Pick out all lines in the listing holding the string "color" and copy them.
── Information given
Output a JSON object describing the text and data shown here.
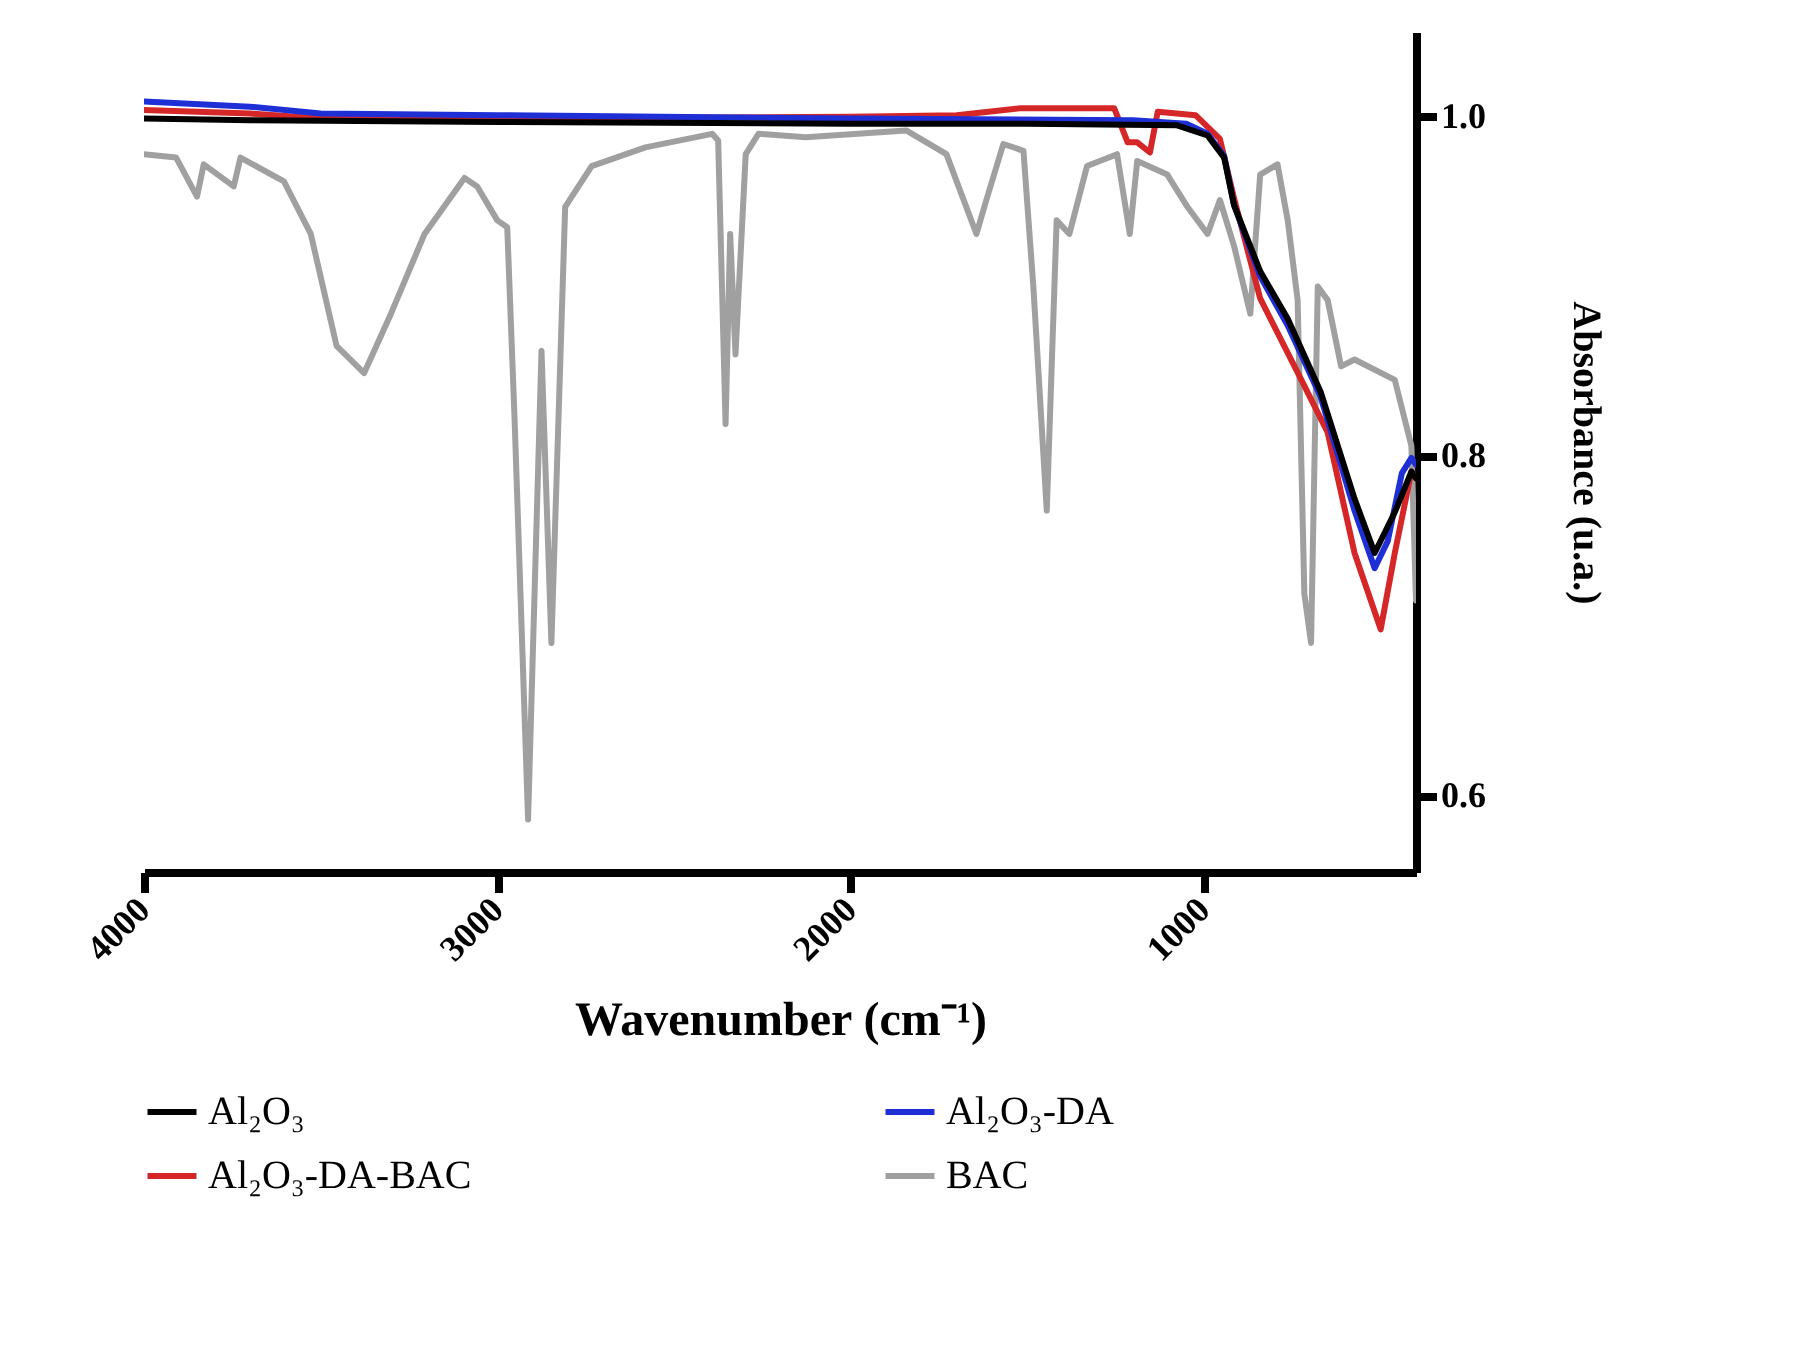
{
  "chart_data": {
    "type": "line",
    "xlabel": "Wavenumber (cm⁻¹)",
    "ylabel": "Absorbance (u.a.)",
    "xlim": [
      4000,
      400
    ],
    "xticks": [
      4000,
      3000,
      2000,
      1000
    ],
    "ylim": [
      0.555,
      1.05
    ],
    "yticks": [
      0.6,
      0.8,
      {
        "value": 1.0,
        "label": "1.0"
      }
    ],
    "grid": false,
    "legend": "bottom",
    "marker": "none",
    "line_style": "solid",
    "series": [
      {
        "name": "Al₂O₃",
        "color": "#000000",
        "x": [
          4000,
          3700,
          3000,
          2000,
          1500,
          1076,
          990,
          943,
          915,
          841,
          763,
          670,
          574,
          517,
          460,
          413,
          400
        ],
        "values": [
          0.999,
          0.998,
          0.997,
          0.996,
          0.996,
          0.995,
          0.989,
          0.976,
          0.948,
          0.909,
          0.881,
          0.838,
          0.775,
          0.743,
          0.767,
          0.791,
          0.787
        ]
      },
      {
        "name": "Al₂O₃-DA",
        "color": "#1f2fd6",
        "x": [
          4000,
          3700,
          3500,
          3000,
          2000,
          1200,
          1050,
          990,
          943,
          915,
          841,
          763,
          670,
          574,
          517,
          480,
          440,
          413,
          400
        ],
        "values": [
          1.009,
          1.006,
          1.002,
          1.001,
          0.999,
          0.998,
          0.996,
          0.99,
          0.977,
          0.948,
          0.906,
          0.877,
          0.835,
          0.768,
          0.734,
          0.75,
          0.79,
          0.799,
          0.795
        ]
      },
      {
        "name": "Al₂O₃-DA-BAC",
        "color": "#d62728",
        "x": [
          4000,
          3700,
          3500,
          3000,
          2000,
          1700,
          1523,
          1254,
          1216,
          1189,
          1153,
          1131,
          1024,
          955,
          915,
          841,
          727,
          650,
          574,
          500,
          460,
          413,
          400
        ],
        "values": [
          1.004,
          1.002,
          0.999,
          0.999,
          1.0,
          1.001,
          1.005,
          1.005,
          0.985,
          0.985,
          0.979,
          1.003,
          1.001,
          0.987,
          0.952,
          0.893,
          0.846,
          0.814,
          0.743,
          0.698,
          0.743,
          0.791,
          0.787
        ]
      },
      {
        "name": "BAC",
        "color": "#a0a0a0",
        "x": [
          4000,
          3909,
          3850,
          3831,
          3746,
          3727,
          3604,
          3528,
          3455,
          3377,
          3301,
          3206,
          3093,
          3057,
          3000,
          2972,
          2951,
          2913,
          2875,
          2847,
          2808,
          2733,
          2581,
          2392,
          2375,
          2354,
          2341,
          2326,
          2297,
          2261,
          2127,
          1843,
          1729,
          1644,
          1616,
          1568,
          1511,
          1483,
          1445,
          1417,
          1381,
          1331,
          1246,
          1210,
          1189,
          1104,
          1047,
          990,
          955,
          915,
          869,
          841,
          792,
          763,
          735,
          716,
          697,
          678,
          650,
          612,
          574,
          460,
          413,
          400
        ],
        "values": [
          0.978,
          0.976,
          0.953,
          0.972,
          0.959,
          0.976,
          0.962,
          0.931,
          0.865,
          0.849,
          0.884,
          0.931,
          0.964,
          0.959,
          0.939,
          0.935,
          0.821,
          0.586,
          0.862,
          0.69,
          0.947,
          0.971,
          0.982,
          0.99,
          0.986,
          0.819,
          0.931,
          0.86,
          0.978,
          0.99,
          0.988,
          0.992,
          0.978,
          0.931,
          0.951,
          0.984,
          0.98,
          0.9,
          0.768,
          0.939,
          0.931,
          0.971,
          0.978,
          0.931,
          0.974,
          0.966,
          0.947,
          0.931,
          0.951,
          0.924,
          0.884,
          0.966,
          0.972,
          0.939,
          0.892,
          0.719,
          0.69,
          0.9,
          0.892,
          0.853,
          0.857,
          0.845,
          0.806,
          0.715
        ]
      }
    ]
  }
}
────
**Written answer:**
        "color": "#000000",
        "color": "#1f2fd6",
        "color": "#d62728",
        "color": "#a0a0a0",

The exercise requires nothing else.